Dataset records
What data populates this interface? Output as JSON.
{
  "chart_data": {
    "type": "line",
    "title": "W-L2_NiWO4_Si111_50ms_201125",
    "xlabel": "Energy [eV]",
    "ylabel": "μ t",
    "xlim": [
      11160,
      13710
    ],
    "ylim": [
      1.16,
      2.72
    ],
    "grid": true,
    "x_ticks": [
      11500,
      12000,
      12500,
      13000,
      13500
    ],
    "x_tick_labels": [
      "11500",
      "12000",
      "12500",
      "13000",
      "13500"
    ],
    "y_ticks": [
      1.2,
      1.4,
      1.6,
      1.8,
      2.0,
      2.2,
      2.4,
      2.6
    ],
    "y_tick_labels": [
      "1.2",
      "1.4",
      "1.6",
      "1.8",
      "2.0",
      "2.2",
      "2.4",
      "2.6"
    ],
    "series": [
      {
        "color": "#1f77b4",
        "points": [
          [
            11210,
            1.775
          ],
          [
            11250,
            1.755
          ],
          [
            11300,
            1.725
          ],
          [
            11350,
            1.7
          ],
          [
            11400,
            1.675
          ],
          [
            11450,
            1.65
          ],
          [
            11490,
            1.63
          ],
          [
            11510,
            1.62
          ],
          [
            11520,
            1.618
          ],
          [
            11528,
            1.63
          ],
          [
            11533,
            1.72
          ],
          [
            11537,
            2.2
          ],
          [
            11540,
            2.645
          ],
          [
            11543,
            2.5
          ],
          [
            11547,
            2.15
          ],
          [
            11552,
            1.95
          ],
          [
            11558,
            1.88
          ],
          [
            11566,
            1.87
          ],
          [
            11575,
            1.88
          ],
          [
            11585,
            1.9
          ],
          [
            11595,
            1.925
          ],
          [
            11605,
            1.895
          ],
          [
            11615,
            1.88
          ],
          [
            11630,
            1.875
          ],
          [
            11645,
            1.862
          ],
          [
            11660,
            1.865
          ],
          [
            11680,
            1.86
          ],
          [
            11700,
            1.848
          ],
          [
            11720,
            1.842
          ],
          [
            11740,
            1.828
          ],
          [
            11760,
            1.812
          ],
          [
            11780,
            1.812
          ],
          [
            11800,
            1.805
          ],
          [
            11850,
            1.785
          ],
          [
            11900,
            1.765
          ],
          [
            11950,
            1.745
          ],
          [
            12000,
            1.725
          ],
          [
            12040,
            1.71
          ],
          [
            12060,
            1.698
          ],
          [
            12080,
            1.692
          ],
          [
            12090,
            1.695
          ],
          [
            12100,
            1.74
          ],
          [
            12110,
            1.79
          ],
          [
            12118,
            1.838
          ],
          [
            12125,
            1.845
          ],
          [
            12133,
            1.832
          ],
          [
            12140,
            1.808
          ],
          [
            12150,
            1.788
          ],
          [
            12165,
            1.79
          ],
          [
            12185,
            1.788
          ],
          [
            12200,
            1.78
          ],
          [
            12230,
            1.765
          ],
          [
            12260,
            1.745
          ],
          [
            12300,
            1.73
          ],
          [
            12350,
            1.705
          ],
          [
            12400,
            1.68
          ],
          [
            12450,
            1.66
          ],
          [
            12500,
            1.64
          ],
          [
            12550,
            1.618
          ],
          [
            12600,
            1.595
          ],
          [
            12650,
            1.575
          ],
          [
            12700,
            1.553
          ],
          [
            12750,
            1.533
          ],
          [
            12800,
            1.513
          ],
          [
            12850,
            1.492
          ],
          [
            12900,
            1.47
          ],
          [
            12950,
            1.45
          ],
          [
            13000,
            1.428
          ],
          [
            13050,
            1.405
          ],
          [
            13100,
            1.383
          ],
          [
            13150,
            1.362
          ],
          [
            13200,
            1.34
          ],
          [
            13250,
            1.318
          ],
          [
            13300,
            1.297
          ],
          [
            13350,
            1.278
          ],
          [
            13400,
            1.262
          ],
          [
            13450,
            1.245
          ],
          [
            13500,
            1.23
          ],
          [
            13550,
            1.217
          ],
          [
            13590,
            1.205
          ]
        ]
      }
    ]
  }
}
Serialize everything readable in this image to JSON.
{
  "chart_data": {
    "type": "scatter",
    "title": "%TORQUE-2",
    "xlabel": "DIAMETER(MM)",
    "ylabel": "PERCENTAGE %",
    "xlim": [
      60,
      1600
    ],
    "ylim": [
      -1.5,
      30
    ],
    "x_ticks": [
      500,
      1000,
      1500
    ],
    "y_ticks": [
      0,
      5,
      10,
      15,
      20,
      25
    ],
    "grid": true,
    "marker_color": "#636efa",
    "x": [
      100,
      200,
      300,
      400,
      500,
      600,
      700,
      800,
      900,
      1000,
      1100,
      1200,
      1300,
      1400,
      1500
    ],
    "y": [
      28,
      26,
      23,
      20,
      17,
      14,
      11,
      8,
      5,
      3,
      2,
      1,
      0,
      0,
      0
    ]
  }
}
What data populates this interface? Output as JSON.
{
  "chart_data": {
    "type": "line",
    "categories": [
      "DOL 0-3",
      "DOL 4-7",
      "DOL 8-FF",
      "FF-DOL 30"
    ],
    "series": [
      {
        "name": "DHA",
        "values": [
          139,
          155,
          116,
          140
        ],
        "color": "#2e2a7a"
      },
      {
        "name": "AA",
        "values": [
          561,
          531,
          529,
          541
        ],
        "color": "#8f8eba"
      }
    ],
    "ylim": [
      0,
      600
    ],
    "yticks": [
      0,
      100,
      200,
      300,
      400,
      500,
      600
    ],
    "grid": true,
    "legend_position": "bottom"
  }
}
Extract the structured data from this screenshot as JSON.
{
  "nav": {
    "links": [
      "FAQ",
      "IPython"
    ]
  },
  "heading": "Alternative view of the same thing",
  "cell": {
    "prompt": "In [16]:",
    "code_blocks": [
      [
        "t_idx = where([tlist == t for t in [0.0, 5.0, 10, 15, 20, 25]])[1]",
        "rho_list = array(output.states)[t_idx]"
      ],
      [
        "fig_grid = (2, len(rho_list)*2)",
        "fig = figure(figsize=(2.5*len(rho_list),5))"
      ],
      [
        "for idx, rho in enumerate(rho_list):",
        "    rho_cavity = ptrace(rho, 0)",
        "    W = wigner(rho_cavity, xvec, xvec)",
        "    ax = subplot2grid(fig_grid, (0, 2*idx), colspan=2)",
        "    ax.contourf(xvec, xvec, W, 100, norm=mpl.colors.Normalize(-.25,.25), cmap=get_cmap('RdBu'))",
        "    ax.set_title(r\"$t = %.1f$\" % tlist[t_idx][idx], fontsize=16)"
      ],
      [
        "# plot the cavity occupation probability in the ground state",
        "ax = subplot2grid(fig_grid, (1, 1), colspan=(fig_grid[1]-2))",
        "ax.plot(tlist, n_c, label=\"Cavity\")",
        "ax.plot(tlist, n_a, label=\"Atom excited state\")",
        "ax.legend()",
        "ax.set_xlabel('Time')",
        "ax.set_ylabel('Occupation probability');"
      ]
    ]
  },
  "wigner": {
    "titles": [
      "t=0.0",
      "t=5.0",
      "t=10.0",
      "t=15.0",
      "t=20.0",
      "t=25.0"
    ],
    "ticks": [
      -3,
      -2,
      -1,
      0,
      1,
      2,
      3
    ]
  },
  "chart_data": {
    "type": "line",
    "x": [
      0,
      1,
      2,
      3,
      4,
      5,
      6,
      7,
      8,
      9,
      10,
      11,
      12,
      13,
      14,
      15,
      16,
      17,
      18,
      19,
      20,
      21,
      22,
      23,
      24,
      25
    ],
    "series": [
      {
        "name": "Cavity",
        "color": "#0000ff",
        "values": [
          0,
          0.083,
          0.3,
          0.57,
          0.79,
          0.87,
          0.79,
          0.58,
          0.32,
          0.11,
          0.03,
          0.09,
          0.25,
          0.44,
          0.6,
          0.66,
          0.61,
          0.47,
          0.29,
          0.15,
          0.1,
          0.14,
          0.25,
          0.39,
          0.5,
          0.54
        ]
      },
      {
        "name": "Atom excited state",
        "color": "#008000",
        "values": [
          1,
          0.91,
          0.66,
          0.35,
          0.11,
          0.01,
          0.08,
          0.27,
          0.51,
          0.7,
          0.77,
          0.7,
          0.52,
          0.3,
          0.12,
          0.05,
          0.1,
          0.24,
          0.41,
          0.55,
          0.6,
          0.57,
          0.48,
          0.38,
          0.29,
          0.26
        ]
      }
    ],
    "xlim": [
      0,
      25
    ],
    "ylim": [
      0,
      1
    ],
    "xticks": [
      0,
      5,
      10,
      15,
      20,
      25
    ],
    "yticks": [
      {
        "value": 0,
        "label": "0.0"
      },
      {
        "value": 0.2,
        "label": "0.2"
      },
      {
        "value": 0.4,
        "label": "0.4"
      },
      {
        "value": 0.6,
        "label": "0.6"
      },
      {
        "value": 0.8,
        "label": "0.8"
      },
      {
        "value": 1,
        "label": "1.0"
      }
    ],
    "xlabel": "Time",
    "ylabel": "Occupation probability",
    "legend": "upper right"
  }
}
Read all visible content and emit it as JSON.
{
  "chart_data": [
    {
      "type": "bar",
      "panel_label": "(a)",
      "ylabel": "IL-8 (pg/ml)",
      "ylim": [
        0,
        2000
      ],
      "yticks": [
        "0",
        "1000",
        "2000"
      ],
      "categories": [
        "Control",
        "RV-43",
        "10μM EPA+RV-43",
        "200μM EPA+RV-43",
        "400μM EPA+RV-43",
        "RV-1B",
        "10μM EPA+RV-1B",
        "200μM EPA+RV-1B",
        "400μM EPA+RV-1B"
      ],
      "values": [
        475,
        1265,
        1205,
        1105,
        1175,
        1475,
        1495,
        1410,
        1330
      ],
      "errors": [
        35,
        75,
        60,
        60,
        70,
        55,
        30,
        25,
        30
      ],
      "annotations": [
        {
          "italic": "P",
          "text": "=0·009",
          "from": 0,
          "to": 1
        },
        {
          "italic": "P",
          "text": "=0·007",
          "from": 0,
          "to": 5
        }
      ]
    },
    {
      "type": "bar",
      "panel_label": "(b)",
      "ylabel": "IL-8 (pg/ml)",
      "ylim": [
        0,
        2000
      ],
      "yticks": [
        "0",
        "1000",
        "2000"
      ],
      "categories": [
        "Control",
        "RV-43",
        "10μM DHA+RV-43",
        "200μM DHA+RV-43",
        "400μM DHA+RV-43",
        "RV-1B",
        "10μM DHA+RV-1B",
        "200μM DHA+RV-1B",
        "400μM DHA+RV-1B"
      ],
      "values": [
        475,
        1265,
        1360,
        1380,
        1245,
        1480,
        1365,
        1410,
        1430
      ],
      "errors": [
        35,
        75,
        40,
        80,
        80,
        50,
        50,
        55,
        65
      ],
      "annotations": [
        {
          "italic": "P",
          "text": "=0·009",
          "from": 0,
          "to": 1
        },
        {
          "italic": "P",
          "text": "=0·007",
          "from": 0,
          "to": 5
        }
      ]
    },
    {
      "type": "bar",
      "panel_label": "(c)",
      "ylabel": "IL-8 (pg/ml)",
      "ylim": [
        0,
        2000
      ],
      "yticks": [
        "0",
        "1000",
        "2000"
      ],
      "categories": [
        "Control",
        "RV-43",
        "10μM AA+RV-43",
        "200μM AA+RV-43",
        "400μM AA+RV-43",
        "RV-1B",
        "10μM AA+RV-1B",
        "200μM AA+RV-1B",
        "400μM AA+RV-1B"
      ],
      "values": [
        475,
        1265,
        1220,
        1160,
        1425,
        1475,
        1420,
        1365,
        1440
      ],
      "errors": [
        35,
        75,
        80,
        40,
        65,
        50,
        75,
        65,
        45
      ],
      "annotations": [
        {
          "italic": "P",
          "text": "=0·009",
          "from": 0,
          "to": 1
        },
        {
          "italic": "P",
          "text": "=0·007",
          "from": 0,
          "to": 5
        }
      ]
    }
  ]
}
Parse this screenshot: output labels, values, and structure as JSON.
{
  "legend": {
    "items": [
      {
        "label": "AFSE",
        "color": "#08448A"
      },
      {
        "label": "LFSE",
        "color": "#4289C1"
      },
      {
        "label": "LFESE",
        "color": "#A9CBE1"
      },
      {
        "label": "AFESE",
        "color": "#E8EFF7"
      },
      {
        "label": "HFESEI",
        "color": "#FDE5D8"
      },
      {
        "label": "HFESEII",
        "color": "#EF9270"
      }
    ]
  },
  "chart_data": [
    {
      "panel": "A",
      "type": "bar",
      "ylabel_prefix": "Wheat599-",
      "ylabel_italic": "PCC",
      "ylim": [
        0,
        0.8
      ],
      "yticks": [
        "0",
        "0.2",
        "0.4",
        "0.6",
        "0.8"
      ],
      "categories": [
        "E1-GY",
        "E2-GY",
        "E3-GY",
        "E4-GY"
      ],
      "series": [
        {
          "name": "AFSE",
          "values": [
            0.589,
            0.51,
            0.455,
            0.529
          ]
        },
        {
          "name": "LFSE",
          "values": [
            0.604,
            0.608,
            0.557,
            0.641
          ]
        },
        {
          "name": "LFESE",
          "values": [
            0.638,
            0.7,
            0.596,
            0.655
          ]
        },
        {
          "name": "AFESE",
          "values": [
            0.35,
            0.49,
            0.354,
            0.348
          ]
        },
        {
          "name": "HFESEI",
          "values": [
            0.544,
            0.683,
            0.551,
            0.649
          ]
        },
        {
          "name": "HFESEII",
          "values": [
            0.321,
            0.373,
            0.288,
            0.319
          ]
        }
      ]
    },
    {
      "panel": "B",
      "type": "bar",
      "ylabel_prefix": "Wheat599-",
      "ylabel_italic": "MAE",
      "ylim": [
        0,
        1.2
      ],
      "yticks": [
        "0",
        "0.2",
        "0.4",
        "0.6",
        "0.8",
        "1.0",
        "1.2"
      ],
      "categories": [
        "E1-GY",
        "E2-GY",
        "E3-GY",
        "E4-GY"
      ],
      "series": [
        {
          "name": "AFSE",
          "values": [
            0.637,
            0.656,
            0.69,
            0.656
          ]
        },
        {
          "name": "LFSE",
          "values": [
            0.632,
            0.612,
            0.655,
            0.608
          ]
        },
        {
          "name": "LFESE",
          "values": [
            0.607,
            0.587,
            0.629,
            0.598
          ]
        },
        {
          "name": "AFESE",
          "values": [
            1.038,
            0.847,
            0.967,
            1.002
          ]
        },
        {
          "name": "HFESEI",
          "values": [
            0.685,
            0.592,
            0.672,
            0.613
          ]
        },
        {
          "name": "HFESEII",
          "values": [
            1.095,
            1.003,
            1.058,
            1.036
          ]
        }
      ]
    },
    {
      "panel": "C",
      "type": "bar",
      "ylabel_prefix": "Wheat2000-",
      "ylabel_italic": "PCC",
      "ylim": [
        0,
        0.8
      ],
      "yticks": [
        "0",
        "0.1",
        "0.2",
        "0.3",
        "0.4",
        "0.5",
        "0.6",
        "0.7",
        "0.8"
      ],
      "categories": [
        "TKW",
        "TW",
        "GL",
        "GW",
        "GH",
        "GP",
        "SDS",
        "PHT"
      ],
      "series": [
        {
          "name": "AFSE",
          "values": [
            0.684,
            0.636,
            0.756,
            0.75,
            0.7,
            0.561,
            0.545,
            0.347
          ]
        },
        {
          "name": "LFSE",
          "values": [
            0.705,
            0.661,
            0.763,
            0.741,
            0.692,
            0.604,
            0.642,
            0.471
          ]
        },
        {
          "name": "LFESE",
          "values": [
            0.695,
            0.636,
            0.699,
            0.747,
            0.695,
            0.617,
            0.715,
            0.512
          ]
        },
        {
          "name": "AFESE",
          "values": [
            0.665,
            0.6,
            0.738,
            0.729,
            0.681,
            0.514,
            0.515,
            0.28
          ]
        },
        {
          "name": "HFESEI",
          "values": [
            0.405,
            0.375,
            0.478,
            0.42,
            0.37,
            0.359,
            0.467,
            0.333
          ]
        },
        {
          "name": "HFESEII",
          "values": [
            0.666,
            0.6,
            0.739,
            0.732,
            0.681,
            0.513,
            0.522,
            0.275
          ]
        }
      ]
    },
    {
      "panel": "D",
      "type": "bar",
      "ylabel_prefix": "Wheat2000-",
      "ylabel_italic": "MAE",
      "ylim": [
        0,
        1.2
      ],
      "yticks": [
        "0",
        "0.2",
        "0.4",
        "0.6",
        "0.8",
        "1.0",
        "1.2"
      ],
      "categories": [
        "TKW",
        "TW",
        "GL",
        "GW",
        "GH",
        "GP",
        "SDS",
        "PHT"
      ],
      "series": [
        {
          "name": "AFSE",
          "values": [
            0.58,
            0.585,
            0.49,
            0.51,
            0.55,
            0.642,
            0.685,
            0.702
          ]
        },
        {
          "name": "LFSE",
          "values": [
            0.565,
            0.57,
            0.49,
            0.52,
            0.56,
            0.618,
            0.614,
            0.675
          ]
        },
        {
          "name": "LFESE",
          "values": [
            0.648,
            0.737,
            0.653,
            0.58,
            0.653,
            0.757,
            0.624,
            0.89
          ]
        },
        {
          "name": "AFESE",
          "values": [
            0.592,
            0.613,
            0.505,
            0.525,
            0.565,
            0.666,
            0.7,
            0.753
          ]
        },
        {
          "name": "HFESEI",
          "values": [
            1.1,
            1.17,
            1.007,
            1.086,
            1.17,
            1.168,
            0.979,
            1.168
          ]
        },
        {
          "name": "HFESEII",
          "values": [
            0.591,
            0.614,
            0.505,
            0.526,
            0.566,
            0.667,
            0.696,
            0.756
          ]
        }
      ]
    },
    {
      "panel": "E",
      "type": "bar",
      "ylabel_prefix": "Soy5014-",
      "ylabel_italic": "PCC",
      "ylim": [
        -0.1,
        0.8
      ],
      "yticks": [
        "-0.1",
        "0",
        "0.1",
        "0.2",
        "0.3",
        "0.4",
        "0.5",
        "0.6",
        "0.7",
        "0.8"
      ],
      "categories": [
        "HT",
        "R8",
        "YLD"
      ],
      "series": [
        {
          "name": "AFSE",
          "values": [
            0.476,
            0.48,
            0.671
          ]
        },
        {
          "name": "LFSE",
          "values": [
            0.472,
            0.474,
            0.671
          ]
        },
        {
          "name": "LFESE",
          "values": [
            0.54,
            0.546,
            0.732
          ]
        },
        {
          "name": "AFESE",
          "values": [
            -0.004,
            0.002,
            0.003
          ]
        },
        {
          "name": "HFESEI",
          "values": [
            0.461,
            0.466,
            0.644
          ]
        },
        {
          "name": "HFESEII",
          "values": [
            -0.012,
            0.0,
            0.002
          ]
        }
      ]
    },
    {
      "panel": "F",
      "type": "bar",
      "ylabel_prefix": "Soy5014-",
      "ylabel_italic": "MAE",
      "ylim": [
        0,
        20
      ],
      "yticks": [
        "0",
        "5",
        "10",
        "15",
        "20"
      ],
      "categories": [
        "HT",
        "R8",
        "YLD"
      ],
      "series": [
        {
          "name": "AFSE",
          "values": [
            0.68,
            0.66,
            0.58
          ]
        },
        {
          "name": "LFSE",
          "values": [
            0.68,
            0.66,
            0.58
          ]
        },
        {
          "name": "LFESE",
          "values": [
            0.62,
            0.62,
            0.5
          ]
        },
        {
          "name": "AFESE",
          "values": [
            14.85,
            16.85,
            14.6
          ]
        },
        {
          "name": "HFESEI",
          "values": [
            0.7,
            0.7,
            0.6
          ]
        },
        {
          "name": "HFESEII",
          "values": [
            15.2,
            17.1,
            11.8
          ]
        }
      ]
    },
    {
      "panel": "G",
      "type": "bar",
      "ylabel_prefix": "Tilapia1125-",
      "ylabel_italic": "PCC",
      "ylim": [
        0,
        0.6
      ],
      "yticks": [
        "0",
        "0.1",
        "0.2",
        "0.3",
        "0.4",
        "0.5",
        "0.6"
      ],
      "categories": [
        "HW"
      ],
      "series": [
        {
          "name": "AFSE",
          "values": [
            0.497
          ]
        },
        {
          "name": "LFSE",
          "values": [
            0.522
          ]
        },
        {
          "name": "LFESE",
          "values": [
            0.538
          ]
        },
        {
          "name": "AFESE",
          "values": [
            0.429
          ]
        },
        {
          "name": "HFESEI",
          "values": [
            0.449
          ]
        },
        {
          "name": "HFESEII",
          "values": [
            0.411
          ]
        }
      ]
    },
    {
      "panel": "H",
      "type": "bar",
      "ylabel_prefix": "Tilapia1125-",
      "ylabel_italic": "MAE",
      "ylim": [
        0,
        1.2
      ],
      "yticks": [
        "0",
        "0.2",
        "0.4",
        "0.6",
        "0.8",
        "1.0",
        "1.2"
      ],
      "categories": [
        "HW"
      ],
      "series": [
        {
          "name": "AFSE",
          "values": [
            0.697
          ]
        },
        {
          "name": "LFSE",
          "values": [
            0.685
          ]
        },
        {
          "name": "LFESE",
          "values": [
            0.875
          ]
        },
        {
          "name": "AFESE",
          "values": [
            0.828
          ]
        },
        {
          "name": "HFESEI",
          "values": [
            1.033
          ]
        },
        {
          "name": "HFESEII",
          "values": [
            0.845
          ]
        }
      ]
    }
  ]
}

Goal of the exercise
Copy out every line where the word "JSON" occurs.

Right answer
What data populates this interface? Output as JSON.
Serialize everything readable in this image to JSON.
What data populates this interface? Output as JSON.
Extract the structured data from this screenshot as JSON.
Read all visible content and emit it as JSON.
Parse this screenshot: output labels, values, and structure as JSON.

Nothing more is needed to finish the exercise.